• Task to complete:
Identify the lines holding "SAMIC" and copy them.

+ + + +

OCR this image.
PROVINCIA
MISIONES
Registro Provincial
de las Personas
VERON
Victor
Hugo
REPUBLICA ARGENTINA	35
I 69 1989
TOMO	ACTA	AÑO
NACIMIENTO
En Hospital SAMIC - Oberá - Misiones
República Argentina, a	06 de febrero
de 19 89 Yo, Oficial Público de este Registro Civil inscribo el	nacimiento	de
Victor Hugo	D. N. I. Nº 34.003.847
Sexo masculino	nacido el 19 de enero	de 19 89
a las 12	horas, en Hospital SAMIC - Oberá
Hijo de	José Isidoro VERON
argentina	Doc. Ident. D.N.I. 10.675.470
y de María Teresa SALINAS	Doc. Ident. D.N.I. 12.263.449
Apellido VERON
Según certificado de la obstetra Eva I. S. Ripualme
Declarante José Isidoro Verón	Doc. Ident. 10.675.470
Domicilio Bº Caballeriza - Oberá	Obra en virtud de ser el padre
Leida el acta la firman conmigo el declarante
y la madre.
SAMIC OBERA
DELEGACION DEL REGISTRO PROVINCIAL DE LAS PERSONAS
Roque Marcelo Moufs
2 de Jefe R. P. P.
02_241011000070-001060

+ + + +

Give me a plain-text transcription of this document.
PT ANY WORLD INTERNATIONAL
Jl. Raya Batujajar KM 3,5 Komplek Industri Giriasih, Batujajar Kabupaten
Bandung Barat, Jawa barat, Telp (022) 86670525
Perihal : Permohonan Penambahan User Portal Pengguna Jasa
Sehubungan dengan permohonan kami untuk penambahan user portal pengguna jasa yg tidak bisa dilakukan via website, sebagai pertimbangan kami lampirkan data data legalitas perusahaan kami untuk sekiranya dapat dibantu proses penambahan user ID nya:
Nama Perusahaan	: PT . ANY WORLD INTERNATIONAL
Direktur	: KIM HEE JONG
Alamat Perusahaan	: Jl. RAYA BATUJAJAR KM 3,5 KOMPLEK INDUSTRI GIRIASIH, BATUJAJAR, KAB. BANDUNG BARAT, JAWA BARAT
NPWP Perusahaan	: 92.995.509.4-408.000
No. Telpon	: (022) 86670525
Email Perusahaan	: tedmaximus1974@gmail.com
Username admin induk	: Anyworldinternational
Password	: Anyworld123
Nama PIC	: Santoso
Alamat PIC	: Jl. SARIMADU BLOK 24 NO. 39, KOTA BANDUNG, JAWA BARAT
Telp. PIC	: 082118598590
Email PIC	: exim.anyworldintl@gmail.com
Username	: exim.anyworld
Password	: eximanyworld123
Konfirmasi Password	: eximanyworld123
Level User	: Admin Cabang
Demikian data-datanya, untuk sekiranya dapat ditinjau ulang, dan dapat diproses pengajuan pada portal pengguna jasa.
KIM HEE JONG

+ + + +

• Response to this exercise:
En Hospital SAMIC - Oberá - Misiones
a las 12	horas, en Hospital SAMIC - Oberá
SAMIC OBERA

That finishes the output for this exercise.